* **List of tasks**
a – Check each statement against the passage on the shooting near the Baghdad airport. Answer yes or no for each, and quote the words of the passage that decide it. (i) The car carrying the released hostage was speeding. (ii) The soldiers let others reach the car right away. (iii) The victims in this event were prominent Westerners.
b – Translate this sentence from the passage on the shooting near the Baghdad airport into Spanish: "The only thing special about this horrible event in Baghdad was that the victims were prominent Westerners."
c – Please reproduce the part of the passage on the shooting near the Baghdad airport that opens with the words containing "It became obvious" and closes with "watching her die.".

* **Provided text**
----------------
The car carrying the released hostage to freedom was not speeding. The car was a very short distance from the airport when a patrol of American soldiers blinded it with a searchlight and an instant hail of bullets. The occupants had no idea what was happening until it was over, and the truly brave Italian agent lay bleeding and dying in the arms of the wounded journalist.

It became obvious what happened as the trigger-happy soldiers stood around the car containing wounded and dying occupants and wouldn't permit any access or help for several minutes. From such events come the not-to-be-sneered-at stories of Americans targeting journalists they don't like (Ms Sgrena being quite critical of Americans in Iraq). The scene must have resembled the chilling one in Stanley Kubrick's "Full Metal Jacket" where a group of American soldiers stands, with a wounded and dying Vietnamese woman at their feet, chatting and unblinkingly watching her die.

The only thing special about this horrible event in Baghdad was that the victims were prominent Westerners. Events just like it happen all the time to poor Iraqis, whole families being shot up sometimes by American soldiers, to say nothing of the countless cases of brutality and torture inflicted on men unfortunate enough to imprisoned at the mercy of Appalachian Throwbacks in uniform.
----------------
* **Data listing**
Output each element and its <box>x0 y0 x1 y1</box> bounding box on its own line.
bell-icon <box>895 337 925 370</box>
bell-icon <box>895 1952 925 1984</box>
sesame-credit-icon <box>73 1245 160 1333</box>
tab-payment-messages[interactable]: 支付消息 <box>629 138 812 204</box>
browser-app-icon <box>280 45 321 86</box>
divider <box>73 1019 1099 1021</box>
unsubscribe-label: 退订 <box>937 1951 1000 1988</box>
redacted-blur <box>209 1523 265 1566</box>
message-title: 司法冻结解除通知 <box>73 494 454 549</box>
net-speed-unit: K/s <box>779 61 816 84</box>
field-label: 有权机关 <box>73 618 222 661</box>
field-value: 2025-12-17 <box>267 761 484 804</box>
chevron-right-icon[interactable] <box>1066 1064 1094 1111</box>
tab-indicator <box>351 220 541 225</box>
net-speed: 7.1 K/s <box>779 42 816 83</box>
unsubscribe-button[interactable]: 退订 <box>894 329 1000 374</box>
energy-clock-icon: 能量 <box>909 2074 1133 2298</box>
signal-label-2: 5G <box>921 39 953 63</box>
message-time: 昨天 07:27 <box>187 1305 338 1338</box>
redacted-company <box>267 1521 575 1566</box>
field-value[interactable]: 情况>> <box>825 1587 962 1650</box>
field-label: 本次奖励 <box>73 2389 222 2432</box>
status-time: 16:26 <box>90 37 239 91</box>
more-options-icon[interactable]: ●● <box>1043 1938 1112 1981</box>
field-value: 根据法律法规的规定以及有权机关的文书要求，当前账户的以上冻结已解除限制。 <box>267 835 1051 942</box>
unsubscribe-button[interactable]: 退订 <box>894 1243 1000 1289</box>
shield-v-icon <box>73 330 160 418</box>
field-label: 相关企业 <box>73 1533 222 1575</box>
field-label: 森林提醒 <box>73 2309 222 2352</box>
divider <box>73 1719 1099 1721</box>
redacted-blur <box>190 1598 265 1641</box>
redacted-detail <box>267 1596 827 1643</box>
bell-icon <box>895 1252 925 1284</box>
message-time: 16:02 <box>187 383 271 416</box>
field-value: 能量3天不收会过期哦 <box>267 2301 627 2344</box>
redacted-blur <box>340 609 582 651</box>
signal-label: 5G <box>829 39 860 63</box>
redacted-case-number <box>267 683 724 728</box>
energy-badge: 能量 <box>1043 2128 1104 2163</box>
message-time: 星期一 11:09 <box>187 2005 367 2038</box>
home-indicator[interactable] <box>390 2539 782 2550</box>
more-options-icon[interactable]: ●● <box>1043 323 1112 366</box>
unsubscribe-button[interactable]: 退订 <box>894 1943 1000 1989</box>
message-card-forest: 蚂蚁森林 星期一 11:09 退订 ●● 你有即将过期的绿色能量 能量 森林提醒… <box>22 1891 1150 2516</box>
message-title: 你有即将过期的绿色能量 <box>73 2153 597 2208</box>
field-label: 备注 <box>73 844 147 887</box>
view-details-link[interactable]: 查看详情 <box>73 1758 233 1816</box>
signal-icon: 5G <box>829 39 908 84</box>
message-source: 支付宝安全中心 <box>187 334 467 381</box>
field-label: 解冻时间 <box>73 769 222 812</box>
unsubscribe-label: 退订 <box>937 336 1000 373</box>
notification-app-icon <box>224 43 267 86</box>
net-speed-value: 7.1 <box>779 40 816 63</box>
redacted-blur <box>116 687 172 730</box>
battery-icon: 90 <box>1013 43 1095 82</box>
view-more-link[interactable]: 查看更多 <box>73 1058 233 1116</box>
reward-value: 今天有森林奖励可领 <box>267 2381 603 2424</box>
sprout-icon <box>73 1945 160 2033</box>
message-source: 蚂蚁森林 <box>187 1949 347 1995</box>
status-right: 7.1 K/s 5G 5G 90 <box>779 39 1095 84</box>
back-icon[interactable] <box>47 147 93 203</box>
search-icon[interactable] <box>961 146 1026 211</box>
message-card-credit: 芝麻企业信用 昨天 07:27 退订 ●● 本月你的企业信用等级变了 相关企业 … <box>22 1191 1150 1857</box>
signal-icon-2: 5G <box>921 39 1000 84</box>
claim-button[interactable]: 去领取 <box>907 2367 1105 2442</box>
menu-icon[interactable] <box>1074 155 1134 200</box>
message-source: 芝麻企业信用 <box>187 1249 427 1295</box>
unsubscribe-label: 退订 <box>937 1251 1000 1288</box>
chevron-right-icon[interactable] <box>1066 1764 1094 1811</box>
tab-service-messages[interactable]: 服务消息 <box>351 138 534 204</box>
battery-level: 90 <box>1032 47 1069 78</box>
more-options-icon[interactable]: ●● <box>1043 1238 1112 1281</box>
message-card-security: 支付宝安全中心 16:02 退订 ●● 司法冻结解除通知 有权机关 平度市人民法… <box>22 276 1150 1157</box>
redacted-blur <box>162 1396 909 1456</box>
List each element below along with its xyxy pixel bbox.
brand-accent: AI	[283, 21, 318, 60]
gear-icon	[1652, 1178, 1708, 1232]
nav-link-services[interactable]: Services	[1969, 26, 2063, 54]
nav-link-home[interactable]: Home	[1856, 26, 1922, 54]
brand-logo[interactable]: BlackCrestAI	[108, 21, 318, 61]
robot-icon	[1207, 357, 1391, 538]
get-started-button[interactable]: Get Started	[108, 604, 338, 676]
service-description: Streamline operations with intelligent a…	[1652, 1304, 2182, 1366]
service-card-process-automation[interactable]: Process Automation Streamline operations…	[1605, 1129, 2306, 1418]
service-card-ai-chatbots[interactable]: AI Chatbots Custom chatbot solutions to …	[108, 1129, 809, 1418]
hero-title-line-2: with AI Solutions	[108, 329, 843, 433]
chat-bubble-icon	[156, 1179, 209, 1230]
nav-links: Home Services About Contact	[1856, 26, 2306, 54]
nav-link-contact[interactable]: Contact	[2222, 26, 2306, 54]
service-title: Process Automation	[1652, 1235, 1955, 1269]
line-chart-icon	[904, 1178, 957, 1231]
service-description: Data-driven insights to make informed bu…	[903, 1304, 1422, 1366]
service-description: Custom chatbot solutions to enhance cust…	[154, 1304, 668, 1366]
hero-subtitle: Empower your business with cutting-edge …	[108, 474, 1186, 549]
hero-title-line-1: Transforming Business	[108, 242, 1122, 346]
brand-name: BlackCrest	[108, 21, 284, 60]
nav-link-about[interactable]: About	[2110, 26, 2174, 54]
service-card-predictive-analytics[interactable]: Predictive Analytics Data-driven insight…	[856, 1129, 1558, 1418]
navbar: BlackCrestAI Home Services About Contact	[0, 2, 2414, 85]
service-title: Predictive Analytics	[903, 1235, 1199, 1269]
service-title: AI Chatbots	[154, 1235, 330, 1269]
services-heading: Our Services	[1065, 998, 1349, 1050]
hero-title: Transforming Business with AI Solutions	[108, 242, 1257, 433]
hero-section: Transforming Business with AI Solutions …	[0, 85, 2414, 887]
----------------
* **Written answers**
a –
(i) No. "The car carrying the released hostage to freedom was not speeding."
(ii) No. "wouldn't permit any access or help for several minutes"
(iii) Yes. "the victims were prominent Westerners"

b – Lo único especial de este horrible suceso en Bagdad fue que las víctimas eran occidentales prominentes.

c –
It became obvious what happened as the trigger-happy soldiers stood around the car containing wounded and dying occupants and wouldn't permit any access or help for several minutes. From such events come the not-to-be-sneered-at stories of Americans targeting journalists they don't like (Ms Sgrena being quite critical of Americans in Iraq). The scene must have resembled the chilling one in Stanley Kubrick's "Full Metal Jacket" where a group of American soldiers stands, with a wounded and dying Vietnamese woman at their feet, chatting and unblinkingly watching her die.